═════ Raw data

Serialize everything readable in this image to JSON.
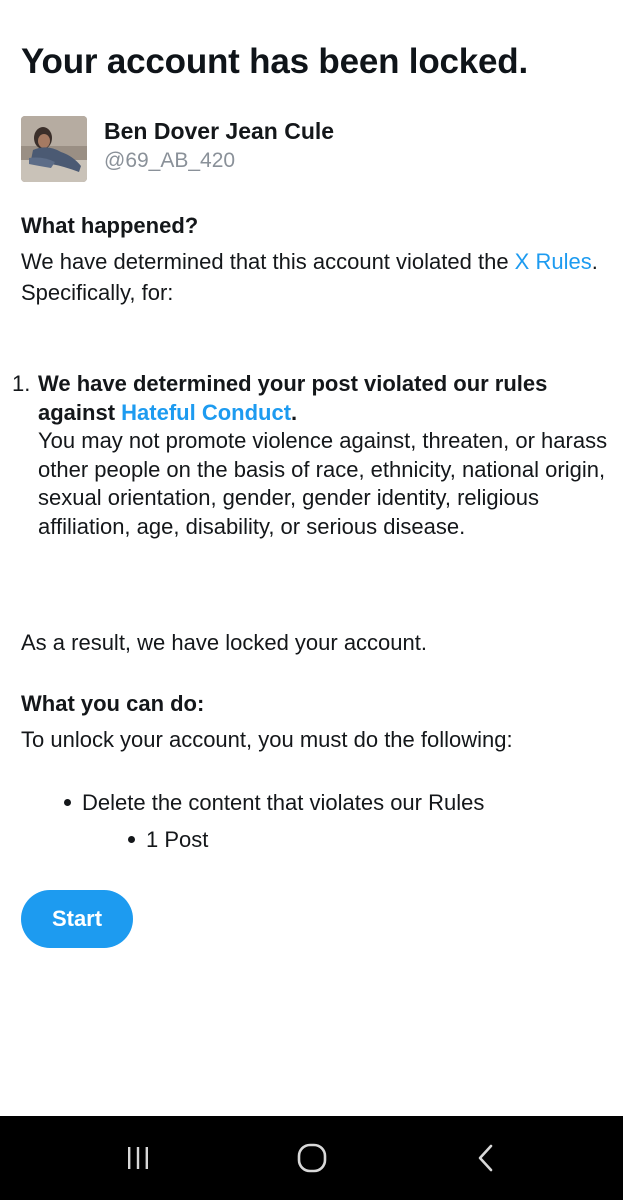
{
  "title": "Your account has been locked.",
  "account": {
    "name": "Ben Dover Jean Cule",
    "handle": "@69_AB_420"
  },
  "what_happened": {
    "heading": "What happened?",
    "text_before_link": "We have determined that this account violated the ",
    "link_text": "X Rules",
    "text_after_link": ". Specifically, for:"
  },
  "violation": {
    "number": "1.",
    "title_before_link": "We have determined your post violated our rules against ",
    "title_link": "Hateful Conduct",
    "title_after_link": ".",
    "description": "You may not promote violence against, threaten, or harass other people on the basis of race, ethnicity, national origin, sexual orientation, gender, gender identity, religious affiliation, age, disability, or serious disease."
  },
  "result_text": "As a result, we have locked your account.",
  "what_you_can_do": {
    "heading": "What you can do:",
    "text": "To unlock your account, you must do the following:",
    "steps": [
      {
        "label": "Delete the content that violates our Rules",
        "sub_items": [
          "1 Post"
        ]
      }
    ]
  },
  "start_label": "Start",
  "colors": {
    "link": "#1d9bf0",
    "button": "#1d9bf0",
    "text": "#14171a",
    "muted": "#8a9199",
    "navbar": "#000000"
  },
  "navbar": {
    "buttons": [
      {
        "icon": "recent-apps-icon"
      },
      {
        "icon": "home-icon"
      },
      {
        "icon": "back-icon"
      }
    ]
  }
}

══════════
═════ Raw data

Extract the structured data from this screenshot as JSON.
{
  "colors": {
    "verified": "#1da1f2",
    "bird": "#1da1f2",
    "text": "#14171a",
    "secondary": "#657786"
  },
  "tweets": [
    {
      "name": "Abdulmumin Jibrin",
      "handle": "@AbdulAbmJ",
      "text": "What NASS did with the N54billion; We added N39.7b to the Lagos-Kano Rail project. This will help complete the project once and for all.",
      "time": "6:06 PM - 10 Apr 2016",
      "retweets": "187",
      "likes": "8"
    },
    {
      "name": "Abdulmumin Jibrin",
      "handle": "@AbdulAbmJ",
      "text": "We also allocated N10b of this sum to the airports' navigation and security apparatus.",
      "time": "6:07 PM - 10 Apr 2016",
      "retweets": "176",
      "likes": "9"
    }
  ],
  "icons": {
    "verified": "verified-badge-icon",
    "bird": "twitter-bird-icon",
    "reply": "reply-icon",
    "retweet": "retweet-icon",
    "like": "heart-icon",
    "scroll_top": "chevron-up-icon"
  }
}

══════════
═════ Raw data

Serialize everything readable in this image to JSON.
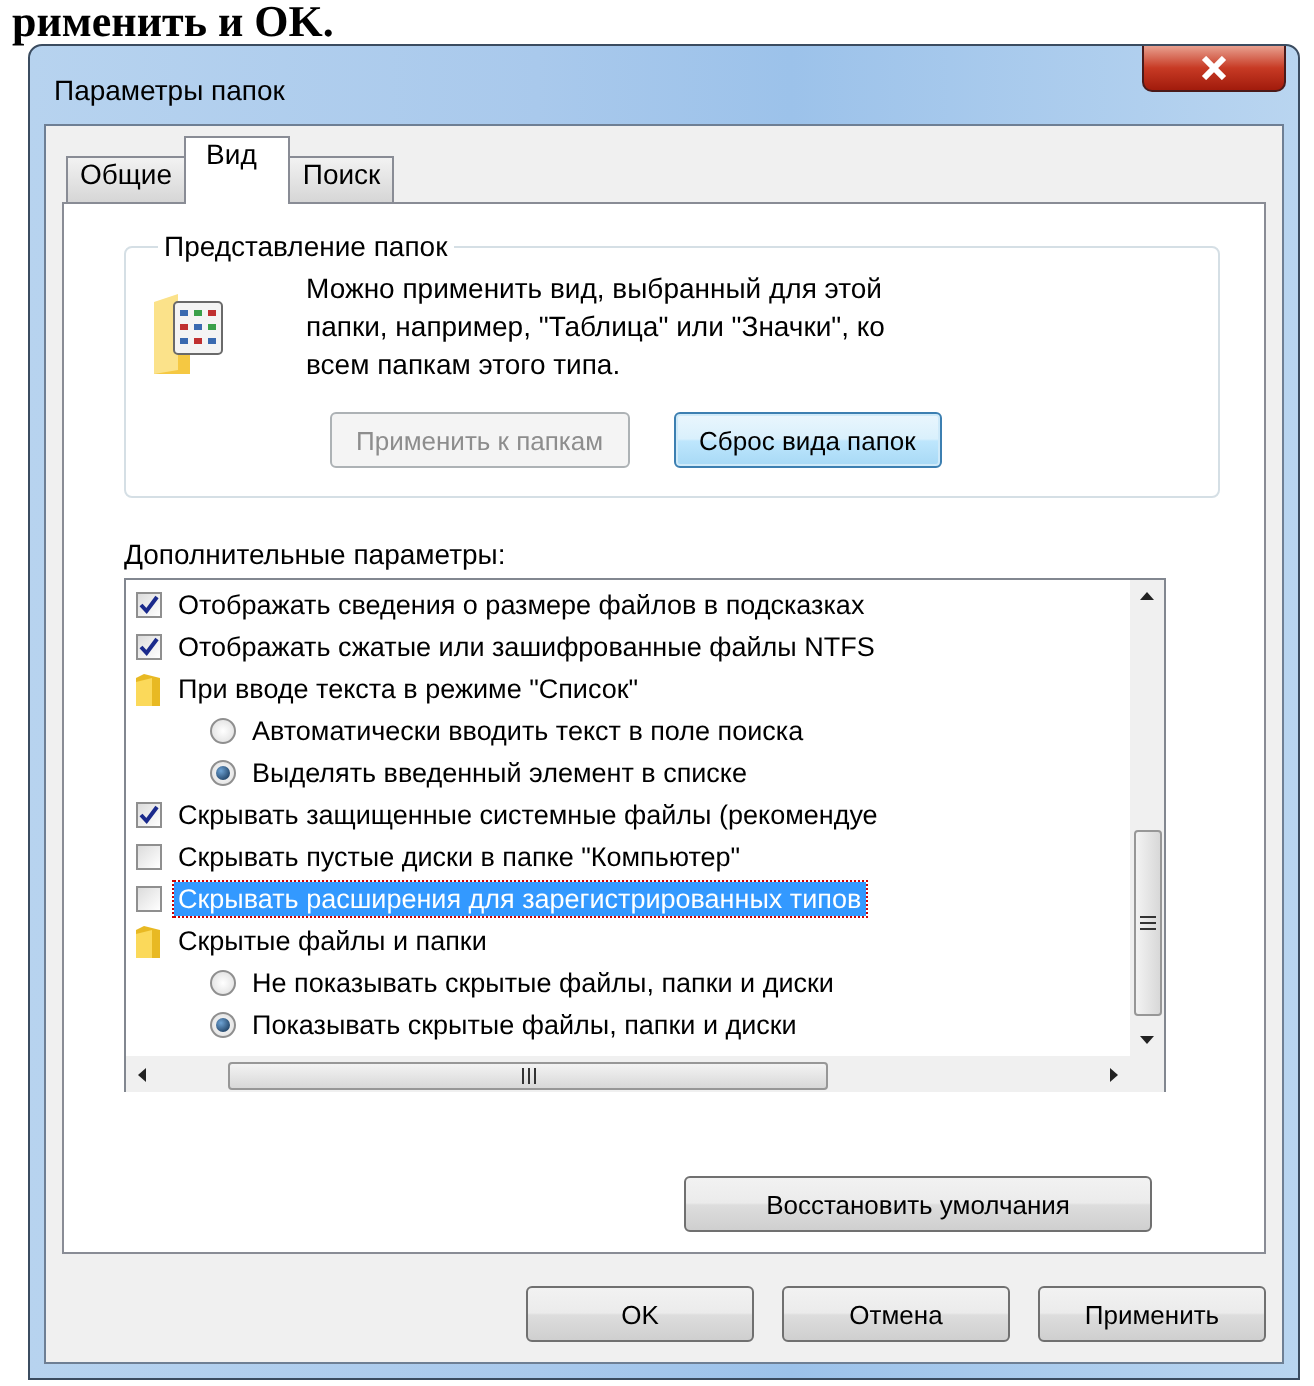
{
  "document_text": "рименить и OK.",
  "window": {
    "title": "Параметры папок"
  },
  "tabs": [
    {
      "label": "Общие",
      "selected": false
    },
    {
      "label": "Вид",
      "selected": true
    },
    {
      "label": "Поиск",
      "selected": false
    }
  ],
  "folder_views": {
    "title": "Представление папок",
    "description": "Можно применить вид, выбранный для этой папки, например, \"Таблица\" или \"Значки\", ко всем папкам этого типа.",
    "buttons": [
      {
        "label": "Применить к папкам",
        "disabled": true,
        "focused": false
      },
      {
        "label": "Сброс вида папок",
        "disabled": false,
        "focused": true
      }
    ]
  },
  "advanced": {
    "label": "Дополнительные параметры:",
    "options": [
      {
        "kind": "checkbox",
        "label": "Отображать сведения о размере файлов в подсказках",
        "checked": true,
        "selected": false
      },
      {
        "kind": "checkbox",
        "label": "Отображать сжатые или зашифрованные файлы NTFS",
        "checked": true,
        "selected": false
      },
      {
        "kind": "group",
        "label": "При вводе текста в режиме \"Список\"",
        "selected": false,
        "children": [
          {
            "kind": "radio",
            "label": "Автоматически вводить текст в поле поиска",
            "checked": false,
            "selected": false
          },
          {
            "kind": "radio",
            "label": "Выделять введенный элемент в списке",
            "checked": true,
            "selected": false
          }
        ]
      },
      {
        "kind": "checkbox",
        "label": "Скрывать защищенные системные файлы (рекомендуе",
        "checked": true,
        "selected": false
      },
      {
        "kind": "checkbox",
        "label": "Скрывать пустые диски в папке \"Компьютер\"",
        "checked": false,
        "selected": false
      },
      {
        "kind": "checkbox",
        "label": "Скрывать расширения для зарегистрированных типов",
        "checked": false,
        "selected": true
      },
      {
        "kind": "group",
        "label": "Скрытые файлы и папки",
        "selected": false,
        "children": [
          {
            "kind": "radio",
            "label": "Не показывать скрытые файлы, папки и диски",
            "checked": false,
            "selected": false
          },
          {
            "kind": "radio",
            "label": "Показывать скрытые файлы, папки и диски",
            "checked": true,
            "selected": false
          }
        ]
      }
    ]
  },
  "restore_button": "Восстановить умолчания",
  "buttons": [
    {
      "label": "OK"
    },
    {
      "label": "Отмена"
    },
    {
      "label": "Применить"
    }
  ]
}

══════════

What is being asked: Among the entries, how many lines contain the string "determined"? Give the number without anything else.

Completed exercise: 2